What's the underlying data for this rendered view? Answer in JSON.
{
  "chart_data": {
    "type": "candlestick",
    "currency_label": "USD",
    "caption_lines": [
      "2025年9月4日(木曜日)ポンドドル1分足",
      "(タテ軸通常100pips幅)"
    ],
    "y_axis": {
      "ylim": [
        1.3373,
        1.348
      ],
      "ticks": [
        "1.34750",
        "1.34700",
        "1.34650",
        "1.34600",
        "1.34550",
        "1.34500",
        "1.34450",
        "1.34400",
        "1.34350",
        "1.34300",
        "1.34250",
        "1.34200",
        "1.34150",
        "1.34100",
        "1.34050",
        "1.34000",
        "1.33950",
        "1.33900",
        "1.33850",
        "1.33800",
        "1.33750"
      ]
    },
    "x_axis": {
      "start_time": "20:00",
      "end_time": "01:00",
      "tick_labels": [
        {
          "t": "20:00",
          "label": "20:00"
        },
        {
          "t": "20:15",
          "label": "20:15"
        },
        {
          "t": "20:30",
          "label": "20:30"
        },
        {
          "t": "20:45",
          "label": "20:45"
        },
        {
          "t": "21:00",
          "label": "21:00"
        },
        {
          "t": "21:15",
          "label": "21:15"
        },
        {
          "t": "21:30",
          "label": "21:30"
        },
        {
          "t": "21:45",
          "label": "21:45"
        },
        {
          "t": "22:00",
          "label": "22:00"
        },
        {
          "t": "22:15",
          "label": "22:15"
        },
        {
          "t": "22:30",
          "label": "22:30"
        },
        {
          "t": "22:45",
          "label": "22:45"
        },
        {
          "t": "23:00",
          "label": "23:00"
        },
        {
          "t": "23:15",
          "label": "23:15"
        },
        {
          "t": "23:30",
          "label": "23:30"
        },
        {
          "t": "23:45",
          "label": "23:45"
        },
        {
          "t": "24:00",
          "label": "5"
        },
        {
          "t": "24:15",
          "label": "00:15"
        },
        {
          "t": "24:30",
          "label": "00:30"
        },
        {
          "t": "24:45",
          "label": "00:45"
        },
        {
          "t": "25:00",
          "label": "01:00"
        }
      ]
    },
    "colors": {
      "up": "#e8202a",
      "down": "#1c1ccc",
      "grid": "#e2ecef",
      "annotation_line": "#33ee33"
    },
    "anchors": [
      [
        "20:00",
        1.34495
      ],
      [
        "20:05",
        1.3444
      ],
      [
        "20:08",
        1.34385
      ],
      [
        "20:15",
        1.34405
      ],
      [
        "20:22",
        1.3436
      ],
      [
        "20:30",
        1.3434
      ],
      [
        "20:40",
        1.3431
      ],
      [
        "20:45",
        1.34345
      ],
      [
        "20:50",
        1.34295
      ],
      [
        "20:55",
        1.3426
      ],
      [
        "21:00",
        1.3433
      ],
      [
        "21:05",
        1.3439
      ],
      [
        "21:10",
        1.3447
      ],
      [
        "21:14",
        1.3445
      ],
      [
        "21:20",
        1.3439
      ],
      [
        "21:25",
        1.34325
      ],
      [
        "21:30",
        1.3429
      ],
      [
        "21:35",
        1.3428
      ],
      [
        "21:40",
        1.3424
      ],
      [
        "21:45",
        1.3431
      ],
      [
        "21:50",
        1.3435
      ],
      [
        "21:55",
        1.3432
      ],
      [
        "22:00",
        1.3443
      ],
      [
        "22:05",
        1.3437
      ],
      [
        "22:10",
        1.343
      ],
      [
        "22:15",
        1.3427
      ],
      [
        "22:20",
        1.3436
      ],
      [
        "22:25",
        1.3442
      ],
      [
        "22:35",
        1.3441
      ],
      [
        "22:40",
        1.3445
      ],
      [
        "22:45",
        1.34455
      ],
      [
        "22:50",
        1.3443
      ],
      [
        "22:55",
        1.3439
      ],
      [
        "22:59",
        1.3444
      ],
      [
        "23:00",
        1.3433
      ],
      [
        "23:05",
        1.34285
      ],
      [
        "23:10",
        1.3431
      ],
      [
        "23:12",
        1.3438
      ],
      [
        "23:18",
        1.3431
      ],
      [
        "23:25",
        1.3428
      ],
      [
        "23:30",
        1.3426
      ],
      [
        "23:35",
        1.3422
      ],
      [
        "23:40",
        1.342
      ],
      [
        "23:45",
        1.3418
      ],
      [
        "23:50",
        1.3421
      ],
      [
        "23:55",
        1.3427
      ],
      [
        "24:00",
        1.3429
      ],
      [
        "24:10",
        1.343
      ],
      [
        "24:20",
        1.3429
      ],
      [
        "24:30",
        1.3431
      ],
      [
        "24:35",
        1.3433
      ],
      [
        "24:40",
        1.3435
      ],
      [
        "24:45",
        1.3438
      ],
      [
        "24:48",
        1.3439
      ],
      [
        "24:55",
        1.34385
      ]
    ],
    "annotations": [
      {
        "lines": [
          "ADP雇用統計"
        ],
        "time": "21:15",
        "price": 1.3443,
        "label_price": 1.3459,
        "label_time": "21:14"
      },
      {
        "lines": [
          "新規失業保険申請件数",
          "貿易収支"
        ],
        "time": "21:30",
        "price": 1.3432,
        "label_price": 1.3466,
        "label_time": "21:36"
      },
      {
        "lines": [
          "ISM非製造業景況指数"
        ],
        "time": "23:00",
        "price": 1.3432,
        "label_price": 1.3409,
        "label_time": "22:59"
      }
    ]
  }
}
········
Quote the material exactly, leaving nothing out.

ANSWER TO THE TASK:
What's the underlying data for this rendered view? Answer in JSON.
{
  "chart_data": {
    "type": "candlestick",
    "currency_label": "USD",
    "caption_lines": [
      "2025年9月4日(木曜日)ポンドドル1分足",
      "(タテ軸通常100pips幅)"
    ],
    "y_axis": {
      "ylim": [
        1.3373,
        1.348
      ],
      "ticks": [
        "1.34750",
        "1.34700",
        "1.34650",
        "1.34600",
        "1.34550",
        "1.34500",
        "1.34450",
        "1.34400",
        "1.34350",
        "1.34300",
        "1.34250",
        "1.34200",
        "1.34150",
        "1.34100",
        "1.34050",
        "1.34000",
        "1.33950",
        "1.33900",
        "1.33850",
        "1.33800",
        "1.33750"
      ]
    },
    "x_axis": {
      "start_time": "20:00",
      "end_time": "01:00",
      "tick_labels": [
        {
          "t": "20:00",
          "label": "20:00"
        },
        {
          "t": "20:15",
          "label": "20:15"
        },
        {
          "t": "20:30",
          "label": "20:30"
        },
        {
          "t": "20:45",
          "label": "20:45"
        },
        {
          "t": "21:00",
          "label": "21:00"
        },
        {
          "t": "21:15",
          "label": "21:15"
        },
        {
          "t": "21:30",
          "label": "21:30"
        },
        {
          "t": "21:45",
          "label": "21:45"
        },
        {
          "t": "22:00",
          "label": "22:00"
        },
        {
          "t": "22:15",
          "label": "22:15"
        },
        {
          "t": "22:30",
          "label": "22:30"
        },
        {
          "t": "22:45",
          "label": "22:45"
        },
        {
          "t": "23:00",
          "label": "23:00"
        },
        {
          "t": "23:15",
          "label": "23:15"
        },
        {
          "t": "23:30",
          "label": "23:30"
        },
        {
          "t": "23:45",
          "label": "23:45"
        },
        {
          "t": "24:00",
          "label": "5"
        },
        {
          "t": "24:15",
          "label": "00:15"
        },
        {
          "t": "24:30",
          "label": "00:30"
        },
        {
          "t": "24:45",
          "label": "00:45"
        },
        {
          "t": "25:00",
          "label": "01:00"
        }
      ]
    },
    "colors": {
      "up": "#e8202a",
      "down": "#1c1ccc",
      "grid": "#e2ecef",
      "annotation_line": "#33ee33"
    },
    "anchors": [
      [
        "20:00",
        1.34495
      ],
      [
        "20:05",
        1.3444
      ],
      [
        "20:08",
        1.34385
      ],
      [
        "20:15",
        1.34405
      ],
      [
        "20:22",
        1.3436
      ],
      [
        "20:30",
        1.3434
      ],
      [
        "20:40",
        1.3431
      ],
      [
        "20:45",
        1.34345
      ],
      [
        "20:50",
        1.34295
      ],
      [
        "20:55",
        1.3426
      ],
      [
        "21:00",
        1.3433
      ],
      [
        "21:05",
        1.3439
      ],
      [
        "21:10",
        1.3447
      ],
      [
        "21:14",
        1.3445
      ],
      [
        "21:20",
        1.3439
      ],
      [
        "21:25",
        1.34325
      ],
      [
        "21:30",
        1.3429
      ],
      [
        "21:35",
        1.3428
      ],
      [
        "21:40",
        1.3424
      ],
      [
        "21:45",
        1.3431
      ],
      [
        "21:50",
        1.3435
      ],
      [
        "21:55",
        1.3432
      ],
      [
        "22:00",
        1.3443
      ],
      [
        "22:05",
        1.3437
      ],
      [
        "22:10",
        1.343
      ],
      [
        "22:15",
        1.3427
      ],
      [
        "22:20",
        1.3436
      ],
      [
        "22:25",
        1.3442
      ],
      [
        "22:35",
        1.3441
      ],
      [
        "22:40",
        1.3445
      ],
      [
        "22:45",
        1.34455
      ],
      [
        "22:50",
        1.3443
      ],
      [
        "22:55",
        1.3439
      ],
      [
        "22:59",
        1.3444
      ],
      [
        "23:00",
        1.3433
      ],
      [
        "23:05",
        1.34285
      ],
      [
        "23:10",
        1.3431
      ],
      [
        "23:12",
        1.3438
      ],
      [
        "23:18",
        1.3431
      ],
      [
        "23:25",
        1.3428
      ],
      [
        "23:30",
        1.3426
      ],
      [
        "23:35",
        1.3422
      ],
      [
        "23:40",
        1.342
      ],
      [
        "23:45",
        1.3418
      ],
      [
        "23:50",
        1.3421
      ],
      [
        "23:55",
        1.3427
      ],
      [
        "24:00",
        1.3429
      ],
      [
        "24:10",
        1.343
      ],
      [
        "24:20",
        1.3429
      ],
      [
        "24:30",
        1.3431
      ],
      [
        "24:35",
        1.3433
      ],
      [
        "24:40",
        1.3435
      ],
      [
        "24:45",
        1.3438
      ],
      [
        "24:48",
        1.3439
      ],
      [
        "24:55",
        1.34385
      ]
    ],
    "annotations": [
      {
        "lines": [
          "ADP雇用統計"
        ],
        "time": "21:15",
        "price": 1.3443,
        "label_price": 1.3459,
        "label_time": "21:14"
      },
      {
        "lines": [
          "新規失業保険申請件数",
          "貿易収支"
        ],
        "time": "21:30",
        "price": 1.3432,
        "label_price": 1.3466,
        "label_time": "21:36"
      },
      {
        "lines": [
          "ISM非製造業景況指数"
        ],
        "time": "23:00",
        "price": 1.3432,
        "label_price": 1.3409,
        "label_time": "22:59"
      }
    ]
  }
}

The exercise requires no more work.